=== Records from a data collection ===

____________

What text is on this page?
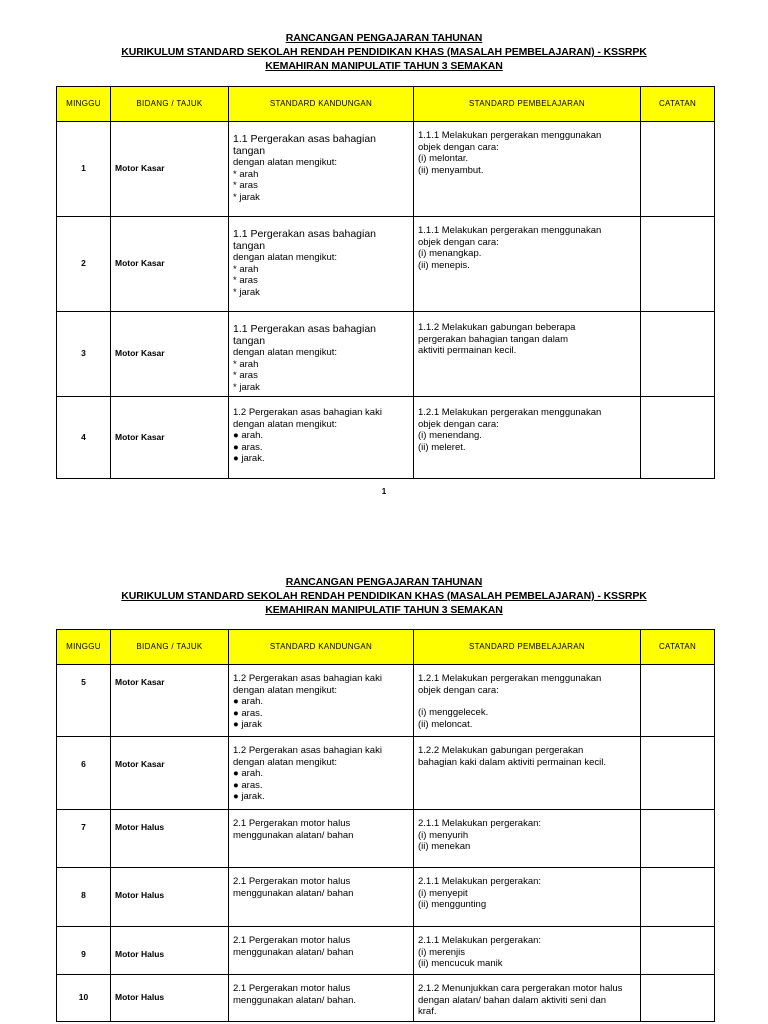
RANCANGAN PENGAJARAN TAHUNAN
KURIKULUM STANDARD SEKOLAH RENDAH PENDIDIKAN KHAS (MASALAH PEMBELAJARAN) - KSSRPK
KEMAHIRAN MANIPULATIF TAHUN 3 SEMAKAN
MINGGU	BIDANG / TAJUK	STANDARD KANDUNGAN	STANDARD PEMBELAJARAN	CATATAN
1	Motor Kasar	1.1 Pergerakan asas bahagian tangan
dengan alatan mengikut:
* arah
* aras
* jarak	1.1.1 Melakukan pergerakan menggunakan
objek dengan cara:
(i) melontar.
(ii) menyambut.	

2	Motor Kasar	1.1 Pergerakan asas bahagian tangan
dengan alatan mengikut:
* arah
* aras
* jarak	1.1.1 Melakukan pergerakan menggunakan
objek dengan cara:
(i) menangkap.
(ii) menepis.	

3	Motor Kasar	1.1 Pergerakan asas bahagian tangan
dengan alatan mengikut:
* arah
* aras
* jarak	1.1.2 Melakukan gabungan beberapa
pergerakan bahagian tangan dalam
aktiviti permainan kecil.	

4	Motor Kasar	1.2 Pergerakan asas bahagian kaki
dengan alatan mengikut:
● arah.
● aras.
● jarak.	1.2.1 Melakukan pergerakan menggunakan
objek dengan cara:
(i) menendang.
(ii) meleret.	

1
RANCANGAN PENGAJARAN TAHUNAN
KURIKULUM STANDARD SEKOLAH RENDAH PENDIDIKAN KHAS (MASALAH PEMBELAJARAN) - KSSRPK
KEMAHIRAN MANIPULATIF TAHUN 3 SEMAKAN
MINGGU	BIDANG / TAJUK	STANDARD KANDUNGAN	STANDARD PEMBELAJARAN	CATATAN
5	Motor Kasar	1.2 Pergerakan asas bahagian kaki
dengan alatan mengikut:
● arah.
● aras.
● jarak	1.2.1 Melakukan pergerakan menggunakan
objek dengan cara:
(i) menggelecek.
(ii) meloncat.	

6	Motor Kasar	1.2 Pergerakan asas bahagian kaki
dengan alatan mengikut:
● arah.
● aras.
● jarak.	1.2.2 Melakukan gabungan pergerakan
bahagian kaki dalam aktiviti permainan kecil.	

7	Motor Halus	2.1 Pergerakan motor halus
menggunakan alatan/ bahan	2.1.1 Melakukan pergerakan:
(i) menyurih
(ii) menekan	

8	Motor Halus	2.1 Pergerakan motor halus
menggunakan alatan/ bahan	2.1.1 Melakukan pergerakan:
(i) menyepit
(ii) menggunting	

9	Motor Halus	2.1 Pergerakan motor halus
menggunakan alatan/ bahan	2.1.1 Melakukan pergerakan:
(i) merenjis
(ii) mencucuk manik	

10	Motor Halus	2.1 Pergerakan motor halus
menggunakan alatan/ bahan.	2.1.2 Menunjukkan cara pergerakan motor halus
dengan alatan/ bahan dalam aktiviti seni dan
kraf.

____________

=== TASK DETAILS ===
Excluding the pictures, restate the records above word for word.

=== RESPONSE TO THE TASK ===
What text is on this page?
RANCANGAN PENGAJARAN TAHUNAN
KURIKULUM STANDARD SEKOLAH RENDAH PENDIDIKAN KHAS (MASALAH PEMBELAJARAN) - KSSRPK
KEMAHIRAN MANIPULATIF TAHUN 3 SEMAKAN
MINGGU	BIDANG / TAJUK	STANDARD KANDUNGAN	STANDARD PEMBELAJARAN	CATATAN
1	Motor Kasar	1.1 Pergerakan asas bahagian tangan
dengan alatan mengikut:
* arah
* aras
* jarak	1.1.1 Melakukan pergerakan menggunakan
objek dengan cara:
(i) melontar.
(ii) menyambut.	

2	Motor Kasar	1.1 Pergerakan asas bahagian tangan
dengan alatan mengikut:
* arah
* aras
* jarak	1.1.1 Melakukan pergerakan menggunakan
objek dengan cara:
(i) menangkap.
(ii) menepis.	

3	Motor Kasar	1.1 Pergerakan asas bahagian tangan
dengan alatan mengikut:
* arah
* aras
* jarak	1.1.2 Melakukan gabungan beberapa
pergerakan bahagian tangan dalam
aktiviti permainan kecil.	

4	Motor Kasar	1.2 Pergerakan asas bahagian kaki
dengan alatan mengikut:
● arah.
● aras.
● jarak.	1.2.1 Melakukan pergerakan menggunakan
objek dengan cara:
(i) menendang.
(ii) meleret.	

1
RANCANGAN PENGAJARAN TAHUNAN
KURIKULUM STANDARD SEKOLAH RENDAH PENDIDIKAN KHAS (MASALAH PEMBELAJARAN) - KSSRPK
KEMAHIRAN MANIPULATIF TAHUN 3 SEMAKAN
MINGGU	BIDANG / TAJUK	STANDARD KANDUNGAN	STANDARD PEMBELAJARAN	CATATAN
5	Motor Kasar	1.2 Pergerakan asas bahagian kaki
dengan alatan mengikut:
● arah.
● aras.
● jarak	1.2.1 Melakukan pergerakan menggunakan
objek dengan cara:
(i) menggelecek.
(ii) meloncat.	

6	Motor Kasar	1.2 Pergerakan asas bahagian kaki
dengan alatan mengikut:
● arah.
● aras.
● jarak.	1.2.2 Melakukan gabungan pergerakan
bahagian kaki dalam aktiviti permainan kecil.	

7	Motor Halus	2.1 Pergerakan motor halus
menggunakan alatan/ bahan	2.1.1 Melakukan pergerakan:
(i) menyurih
(ii) menekan	

8	Motor Halus	2.1 Pergerakan motor halus
menggunakan alatan/ bahan	2.1.1 Melakukan pergerakan:
(i) menyepit
(ii) menggunting	

9	Motor Halus	2.1 Pergerakan motor halus
menggunakan alatan/ bahan	2.1.1 Melakukan pergerakan:
(i) merenjis
(ii) mencucuk manik	

10	Motor Halus	2.1 Pergerakan motor halus
menggunakan alatan/ bahan.	2.1.2 Menunjukkan cara pergerakan motor halus
dengan alatan/ bahan dalam aktiviti seni dan
kraf.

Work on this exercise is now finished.